● **TASK OBJECTIVE**: Extract the full listing below without altering a single character.

## start MATERIALS PROVIDED

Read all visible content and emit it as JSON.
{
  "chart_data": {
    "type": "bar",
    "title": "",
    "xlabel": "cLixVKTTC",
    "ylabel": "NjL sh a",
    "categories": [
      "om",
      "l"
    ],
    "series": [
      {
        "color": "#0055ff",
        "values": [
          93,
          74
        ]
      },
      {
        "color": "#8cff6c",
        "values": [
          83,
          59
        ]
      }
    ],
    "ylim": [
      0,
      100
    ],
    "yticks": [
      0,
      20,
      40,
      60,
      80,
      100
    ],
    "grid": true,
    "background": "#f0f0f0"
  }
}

## end MATERIALS PROVIDED

● **RESPONSE FOR THIS EXERCISE**:
Read all visible content and emit it as JSON.
{
  "chart_data": {
    "type": "bar",
    "title": "",
    "xlabel": "cLixVKTTC",
    "ylabel": "NjL sh a",
    "categories": [
      "om",
      "l"
    ],
    "series": [
      {
        "color": "#0055ff",
        "values": [
          93,
          74
        ]
      },
      {
        "color": "#8cff6c",
        "values": [
          83,
          59
        ]
      }
    ],
    "ylim": [
      0,
      100
    ],
    "yticks": [
      0,
      20,
      40,
      60,
      80,
      100
    ],
    "grid": true,
    "background": "#f0f0f0"
  }
}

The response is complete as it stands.